[Start DATA ROWS]

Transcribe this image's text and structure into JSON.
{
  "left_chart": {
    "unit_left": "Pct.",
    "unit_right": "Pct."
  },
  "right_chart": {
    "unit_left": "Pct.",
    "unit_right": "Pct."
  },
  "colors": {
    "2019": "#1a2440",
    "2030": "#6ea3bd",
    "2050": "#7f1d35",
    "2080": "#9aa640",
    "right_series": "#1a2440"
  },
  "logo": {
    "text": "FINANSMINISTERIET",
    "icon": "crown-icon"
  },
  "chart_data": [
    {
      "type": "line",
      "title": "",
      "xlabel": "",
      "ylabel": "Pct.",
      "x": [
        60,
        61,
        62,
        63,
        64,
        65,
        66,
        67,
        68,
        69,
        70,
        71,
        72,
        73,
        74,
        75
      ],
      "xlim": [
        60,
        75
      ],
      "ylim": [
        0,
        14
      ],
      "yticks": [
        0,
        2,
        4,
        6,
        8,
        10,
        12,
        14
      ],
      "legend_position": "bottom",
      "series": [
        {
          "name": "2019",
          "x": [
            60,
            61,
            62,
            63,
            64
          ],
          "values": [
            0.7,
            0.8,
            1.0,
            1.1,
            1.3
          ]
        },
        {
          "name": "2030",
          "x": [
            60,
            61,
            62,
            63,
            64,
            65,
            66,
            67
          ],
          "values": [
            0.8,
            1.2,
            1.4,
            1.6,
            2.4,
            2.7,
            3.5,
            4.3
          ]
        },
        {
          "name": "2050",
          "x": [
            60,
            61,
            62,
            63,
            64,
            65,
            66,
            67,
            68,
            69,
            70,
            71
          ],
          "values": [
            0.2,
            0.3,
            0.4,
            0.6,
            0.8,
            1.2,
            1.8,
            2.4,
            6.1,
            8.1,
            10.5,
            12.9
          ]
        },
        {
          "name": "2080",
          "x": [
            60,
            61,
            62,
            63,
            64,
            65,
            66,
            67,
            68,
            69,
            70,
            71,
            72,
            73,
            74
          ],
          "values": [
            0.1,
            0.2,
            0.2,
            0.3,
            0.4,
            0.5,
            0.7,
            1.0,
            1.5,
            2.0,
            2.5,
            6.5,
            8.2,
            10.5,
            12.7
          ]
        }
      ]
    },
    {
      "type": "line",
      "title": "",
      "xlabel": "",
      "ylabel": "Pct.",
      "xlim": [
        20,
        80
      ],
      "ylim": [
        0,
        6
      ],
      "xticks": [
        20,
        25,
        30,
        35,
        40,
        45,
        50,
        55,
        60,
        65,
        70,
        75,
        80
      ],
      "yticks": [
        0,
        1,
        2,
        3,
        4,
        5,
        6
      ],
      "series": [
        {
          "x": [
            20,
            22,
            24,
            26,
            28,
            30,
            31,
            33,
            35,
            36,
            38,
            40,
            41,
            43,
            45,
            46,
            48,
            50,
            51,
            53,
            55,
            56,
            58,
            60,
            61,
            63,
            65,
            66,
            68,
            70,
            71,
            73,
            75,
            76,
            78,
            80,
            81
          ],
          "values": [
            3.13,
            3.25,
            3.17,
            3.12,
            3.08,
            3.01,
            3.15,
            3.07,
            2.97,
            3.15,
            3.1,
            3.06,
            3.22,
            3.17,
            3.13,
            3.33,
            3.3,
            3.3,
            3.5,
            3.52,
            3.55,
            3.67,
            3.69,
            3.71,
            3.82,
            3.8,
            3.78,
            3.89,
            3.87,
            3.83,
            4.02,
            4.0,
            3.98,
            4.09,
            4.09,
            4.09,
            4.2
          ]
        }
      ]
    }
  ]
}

[End DATA ROWS]

DIRECTION | Pick out the lines containing the word "name" and show them.

CORRECT ANSWER |
          "name": "2019",
          "name": "2030",
          "name": "2050",
          "name": "2080",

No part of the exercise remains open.